Copy the listing verbatim, excluding any images found in it.

##### Stored data #####

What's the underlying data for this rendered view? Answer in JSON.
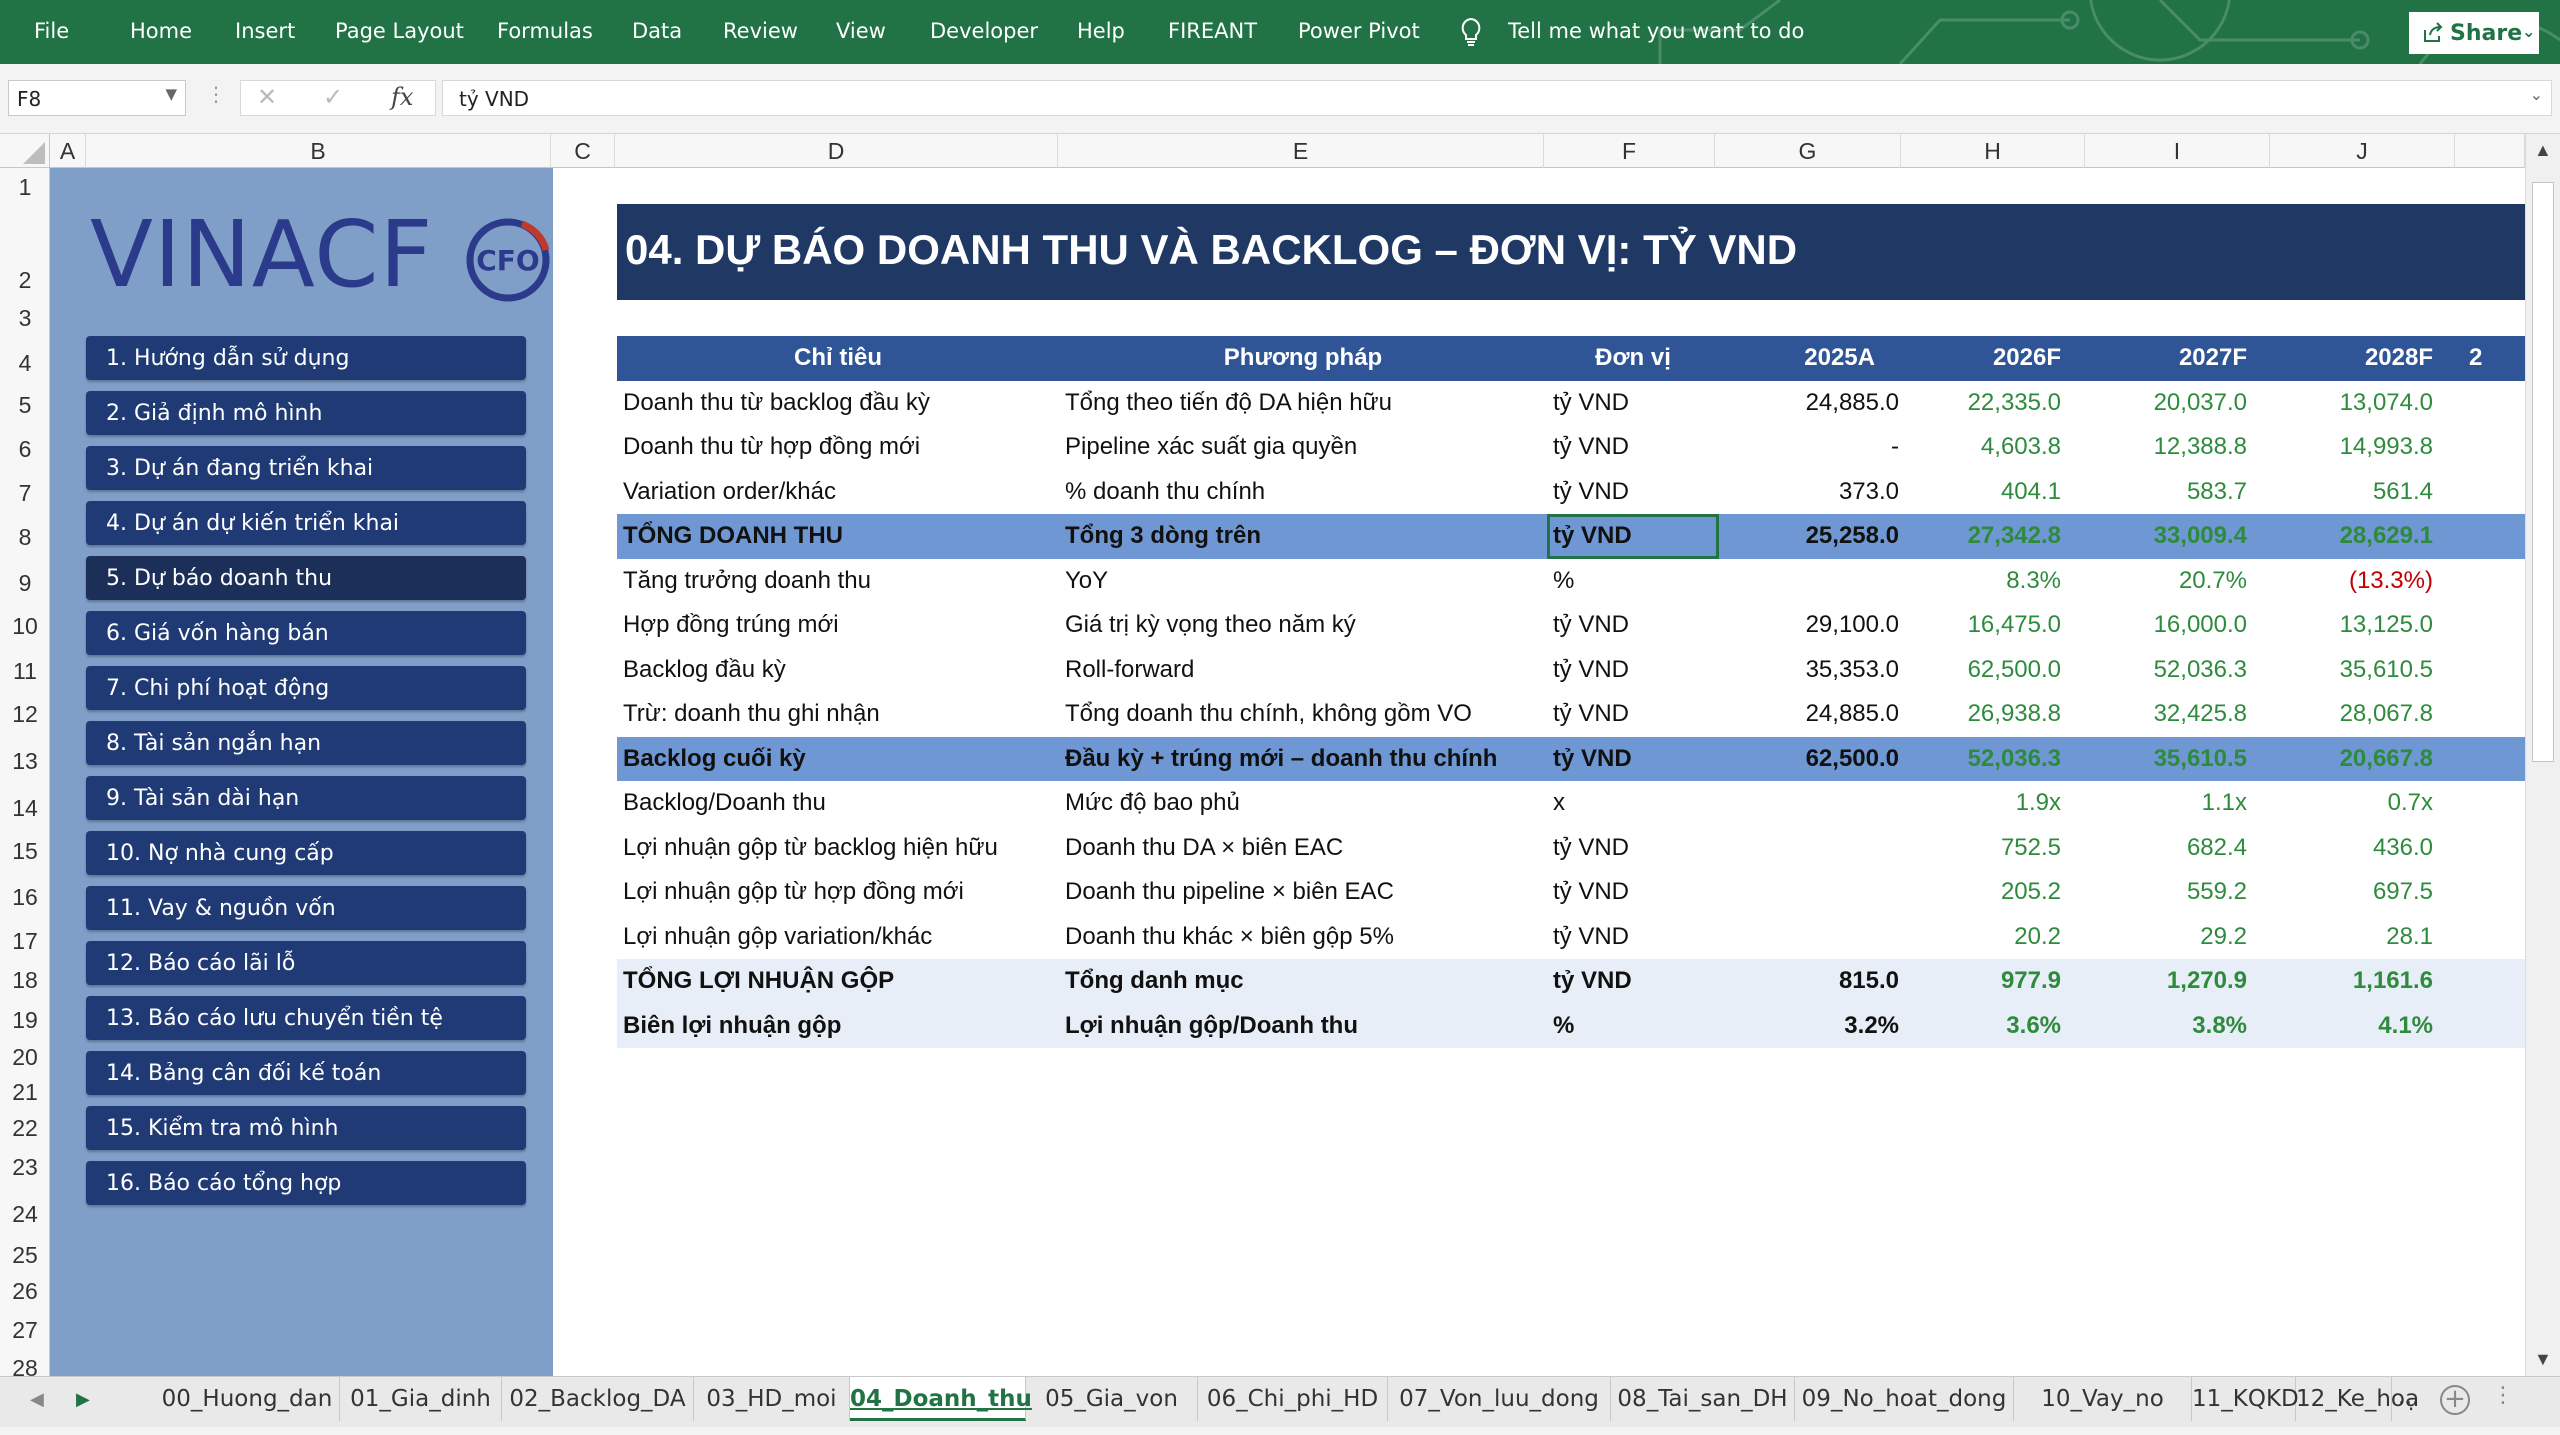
{
  "ribbon": {
    "tabs": [
      "File",
      "Home",
      "Insert",
      "Page Layout",
      "Formulas",
      "Data",
      "Review",
      "View",
      "Developer",
      "Help",
      "FIREANT",
      "Power Pivot"
    ],
    "tell_me": "Tell me what you want to do",
    "share": "Share",
    "color": "#217346"
  },
  "formula_bar": {
    "name_box": "F8",
    "fx": "fx",
    "value": "tỷ VND"
  },
  "columns": [
    "A",
    "B",
    "C",
    "D",
    "E",
    "F",
    "G",
    "H",
    "I",
    "J"
  ],
  "rows": [
    "1",
    "2",
    "3",
    "4",
    "5",
    "6",
    "7",
    "8",
    "9",
    "10",
    "11",
    "12",
    "13",
    "14",
    "15",
    "16",
    "17",
    "18",
    "19",
    "20",
    "21",
    "22",
    "23",
    "24",
    "25",
    "26",
    "27",
    "28"
  ],
  "sidebar": {
    "logo": "VINACF",
    "logo_badge": "CFO",
    "items": [
      "1. Hướng dẫn sử dụng",
      "2. Giả định mô hình",
      "3. Dự án đang triển khai",
      "4. Dự án dự kiến triển khai",
      "5. Dự báo doanh thu",
      "6. Giá vốn hàng bán",
      "7. Chi phí hoạt động",
      "8. Tài sản ngắn hạn",
      "9. Tài sản dài hạn",
      "10. Nợ nhà cung cấp",
      "11. Vay & nguồn vốn",
      "12. Báo cáo lãi lỗ",
      "13. Báo cáo lưu chuyển tiền tệ",
      "14. Bảng cân đối kế toán",
      "15. Kiểm tra mô hình",
      "16. Báo cáo tổng hợp"
    ],
    "active_index": 4
  },
  "sheet": {
    "title": "04. DỰ BÁO DOANH THU VÀ BACKLOG – ĐƠN VỊ: TỶ VND",
    "headers": [
      "Chỉ tiêu",
      "Phương pháp",
      "Đơn vị",
      "2025A",
      "2026F",
      "2027F",
      "2028F",
      "2"
    ],
    "rows": [
      {
        "style": "",
        "cells": [
          "Doanh thu từ backlog đầu kỳ",
          "Tổng theo tiến độ DA hiện hữu",
          "tỷ VND",
          "24,885.0",
          "22,335.0",
          "20,037.0",
          "13,074.0"
        ]
      },
      {
        "style": "",
        "cells": [
          "Doanh thu từ hợp đồng mới",
          "Pipeline xác suất gia quyền",
          "tỷ VND",
          "-",
          "4,603.8",
          "12,388.8",
          "14,993.8"
        ]
      },
      {
        "style": "",
        "cells": [
          "Variation order/khác",
          "% doanh thu chính",
          "tỷ VND",
          "373.0",
          "404.1",
          "583.7",
          "561.4"
        ]
      },
      {
        "style": "hl",
        "cells": [
          "TỔNG DOANH THU",
          "Tổng 3 dòng trên",
          "tỷ VND",
          "25,258.0",
          "27,342.8",
          "33,009.4",
          "28,629.1"
        ]
      },
      {
        "style": "",
        "cells": [
          "Tăng trưởng doanh thu",
          "YoY",
          "%",
          "",
          "8.3%",
          "20.7%",
          "(13.3%)"
        ]
      },
      {
        "style": "",
        "cells": [
          "Hợp đồng trúng mới",
          "Giá trị kỳ vọng theo năm ký",
          "tỷ VND",
          "29,100.0",
          "16,475.0",
          "16,000.0",
          "13,125.0"
        ]
      },
      {
        "style": "",
        "cells": [
          "Backlog đầu kỳ",
          "Roll-forward",
          "tỷ VND",
          "35,353.0",
          "62,500.0",
          "52,036.3",
          "35,610.5"
        ]
      },
      {
        "style": "",
        "cells": [
          "Trừ: doanh thu ghi nhận",
          "Tổng doanh thu chính, không gồm VO",
          "tỷ VND",
          "24,885.0",
          "26,938.8",
          "32,425.8",
          "28,067.8"
        ]
      },
      {
        "style": "hl",
        "cells": [
          "Backlog cuối kỳ",
          "Đầu kỳ + trúng mới – doanh thu chính",
          "tỷ VND",
          "62,500.0",
          "52,036.3",
          "35,610.5",
          "20,667.8"
        ]
      },
      {
        "style": "",
        "cells": [
          "Backlog/Doanh thu",
          "Mức độ bao phủ",
          "x",
          "",
          "1.9x",
          "1.1x",
          "0.7x"
        ]
      },
      {
        "style": "",
        "cells": [
          "Lợi nhuận gộp từ backlog hiện hữu",
          "Doanh thu DA × biên EAC",
          "tỷ VND",
          "",
          "752.5",
          "682.4",
          "436.0"
        ]
      },
      {
        "style": "",
        "cells": [
          "Lợi nhuận gộp từ hợp đồng mới",
          "Doanh thu pipeline × biên EAC",
          "tỷ VND",
          "",
          "205.2",
          "559.2",
          "697.5"
        ]
      },
      {
        "style": "",
        "cells": [
          "Lợi nhuận gộp variation/khác",
          "Doanh thu khác × biên gộp 5%",
          "tỷ VND",
          "",
          "20.2",
          "29.2",
          "28.1"
        ]
      },
      {
        "style": "tot",
        "cells": [
          "TỔNG LỢI NHUẬN GỘP",
          "Tổng danh mục",
          "tỷ VND",
          "815.0",
          "977.9",
          "1,270.9",
          "1,161.6"
        ]
      },
      {
        "style": "tot",
        "cells": [
          "Biên lợi nhuận gộp",
          "Lợi nhuận gộp/Doanh thu",
          "%",
          "3.2%",
          "3.6%",
          "3.8%",
          "4.1%"
        ]
      }
    ]
  },
  "sheet_tabs": [
    "00_Huong_dan",
    "01_Gia_dinh",
    "02_Backlog_DA",
    "03_HD_moi",
    "04_Doanh_thu",
    "05_Gia_von",
    "06_Chi_phi_HD",
    "07_Von_luu_dong",
    "08_Tai_san_DH",
    "09_No_hoat_dong",
    "10_Vay_no",
    "11_KQKD",
    "12_Ke_hoạ"
  ],
  "active_tab_index": 4,
  "tab_more": "...",
  "colors": {
    "title_bg": "#1f3864",
    "header_bg": "#2f5597",
    "highlight_row": "#6f97d3",
    "sidebar_bg": "#7f9ec8",
    "nav_button": "#1f3a74",
    "forecast_green": "#2e8b3d",
    "negative_red": "#c00000"
  }
}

#####

Result of the exercise:
What's the underlying data for this rendered view? Answer in JSON.
{
  "ribbon": {
    "tabs": [
      "File",
      "Home",
      "Insert",
      "Page Layout",
      "Formulas",
      "Data",
      "Review",
      "View",
      "Developer",
      "Help",
      "FIREANT",
      "Power Pivot"
    ],
    "tell_me": "Tell me what you want to do",
    "share": "Share",
    "color": "#217346"
  },
  "formula_bar": {
    "name_box": "F8",
    "fx": "fx",
    "value": "tỷ VND"
  },
  "columns": [
    "A",
    "B",
    "C",
    "D",
    "E",
    "F",
    "G",
    "H",
    "I",
    "J"
  ],
  "rows": [
    "1",
    "2",
    "3",
    "4",
    "5",
    "6",
    "7",
    "8",
    "9",
    "10",
    "11",
    "12",
    "13",
    "14",
    "15",
    "16",
    "17",
    "18",
    "19",
    "20",
    "21",
    "22",
    "23",
    "24",
    "25",
    "26",
    "27",
    "28"
  ],
  "sidebar": {
    "logo": "VINACF",
    "logo_badge": "CFO",
    "items": [
      "1. Hướng dẫn sử dụng",
      "2. Giả định mô hình",
      "3. Dự án đang triển khai",
      "4. Dự án dự kiến triển khai",
      "5. Dự báo doanh thu",
      "6. Giá vốn hàng bán",
      "7. Chi phí hoạt động",
      "8. Tài sản ngắn hạn",
      "9. Tài sản dài hạn",
      "10. Nợ nhà cung cấp",
      "11. Vay & nguồn vốn",
      "12. Báo cáo lãi lỗ",
      "13. Báo cáo lưu chuyển tiền tệ",
      "14. Bảng cân đối kế toán",
      "15. Kiểm tra mô hình",
      "16. Báo cáo tổng hợp"
    ],
    "active_index": 4
  },
  "sheet": {
    "title": "04. DỰ BÁO DOANH THU VÀ BACKLOG – ĐƠN VỊ: TỶ VND",
    "headers": [
      "Chỉ tiêu",
      "Phương pháp",
      "Đơn vị",
      "2025A",
      "2026F",
      "2027F",
      "2028F",
      "2"
    ],
    "rows": [
      {
        "style": "",
        "cells": [
          "Doanh thu từ backlog đầu kỳ",
          "Tổng theo tiến độ DA hiện hữu",
          "tỷ VND",
          "24,885.0",
          "22,335.0",
          "20,037.0",
          "13,074.0"
        ]
      },
      {
        "style": "",
        "cells": [
          "Doanh thu từ hợp đồng mới",
          "Pipeline xác suất gia quyền",
          "tỷ VND",
          "-",
          "4,603.8",
          "12,388.8",
          "14,993.8"
        ]
      },
      {
        "style": "",
        "cells": [
          "Variation order/khác",
          "% doanh thu chính",
          "tỷ VND",
          "373.0",
          "404.1",
          "583.7",
          "561.4"
        ]
      },
      {
        "style": "hl",
        "cells": [
          "TỔNG DOANH THU",
          "Tổng 3 dòng trên",
          "tỷ VND",
          "25,258.0",
          "27,342.8",
          "33,009.4",
          "28,629.1"
        ]
      },
      {
        "style": "",
        "cells": [
          "Tăng trưởng doanh thu",
          "YoY",
          "%",
          "",
          "8.3%",
          "20.7%",
          "(13.3%)"
        ]
      },
      {
        "style": "",
        "cells": [
          "Hợp đồng trúng mới",
          "Giá trị kỳ vọng theo năm ký",
          "tỷ VND",
          "29,100.0",
          "16,475.0",
          "16,000.0",
          "13,125.0"
        ]
      },
      {
        "style": "",
        "cells": [
          "Backlog đầu kỳ",
          "Roll-forward",
          "tỷ VND",
          "35,353.0",
          "62,500.0",
          "52,036.3",
          "35,610.5"
        ]
      },
      {
        "style": "",
        "cells": [
          "Trừ: doanh thu ghi nhận",
          "Tổng doanh thu chính, không gồm VO",
          "tỷ VND",
          "24,885.0",
          "26,938.8",
          "32,425.8",
          "28,067.8"
        ]
      },
      {
        "style": "hl",
        "cells": [
          "Backlog cuối kỳ",
          "Đầu kỳ + trúng mới – doanh thu chính",
          "tỷ VND",
          "62,500.0",
          "52,036.3",
          "35,610.5",
          "20,667.8"
        ]
      },
      {
        "style": "",
        "cells": [
          "Backlog/Doanh thu",
          "Mức độ bao phủ",
          "x",
          "",
          "1.9x",
          "1.1x",
          "0.7x"
        ]
      },
      {
        "style": "",
        "cells": [
          "Lợi nhuận gộp từ backlog hiện hữu",
          "Doanh thu DA × biên EAC",
          "tỷ VND",
          "",
          "752.5",
          "682.4",
          "436.0"
        ]
      },
      {
        "style": "",
        "cells": [
          "Lợi nhuận gộp từ hợp đồng mới",
          "Doanh thu pipeline × biên EAC",
          "tỷ VND",
          "",
          "205.2",
          "559.2",
          "697.5"
        ]
      },
      {
        "style": "",
        "cells": [
          "Lợi nhuận gộp variation/khác",
          "Doanh thu khác × biên gộp 5%",
          "tỷ VND",
          "",
          "20.2",
          "29.2",
          "28.1"
        ]
      },
      {
        "style": "tot",
        "cells": [
          "TỔNG LỢI NHUẬN GỘP",
          "Tổng danh mục",
          "tỷ VND",
          "815.0",
          "977.9",
          "1,270.9",
          "1,161.6"
        ]
      },
      {
        "style": "tot",
        "cells": [
          "Biên lợi nhuận gộp",
          "Lợi nhuận gộp/Doanh thu",
          "%",
          "3.2%",
          "3.6%",
          "3.8%",
          "4.1%"
        ]
      }
    ]
  },
  "sheet_tabs": [
    "00_Huong_dan",
    "01_Gia_dinh",
    "02_Backlog_DA",
    "03_HD_moi",
    "04_Doanh_thu",
    "05_Gia_von",
    "06_Chi_phi_HD",
    "07_Von_luu_dong",
    "08_Tai_san_DH",
    "09_No_hoat_dong",
    "10_Vay_no",
    "11_KQKD",
    "12_Ke_hoạ"
  ],
  "active_tab_index": 4,
  "tab_more": "...",
  "colors": {
    "title_bg": "#1f3864",
    "header_bg": "#2f5597",
    "highlight_row": "#6f97d3",
    "sidebar_bg": "#7f9ec8",
    "nav_button": "#1f3a74",
    "forecast_green": "#2e8b3d",
    "negative_red": "#c00000"
  }
}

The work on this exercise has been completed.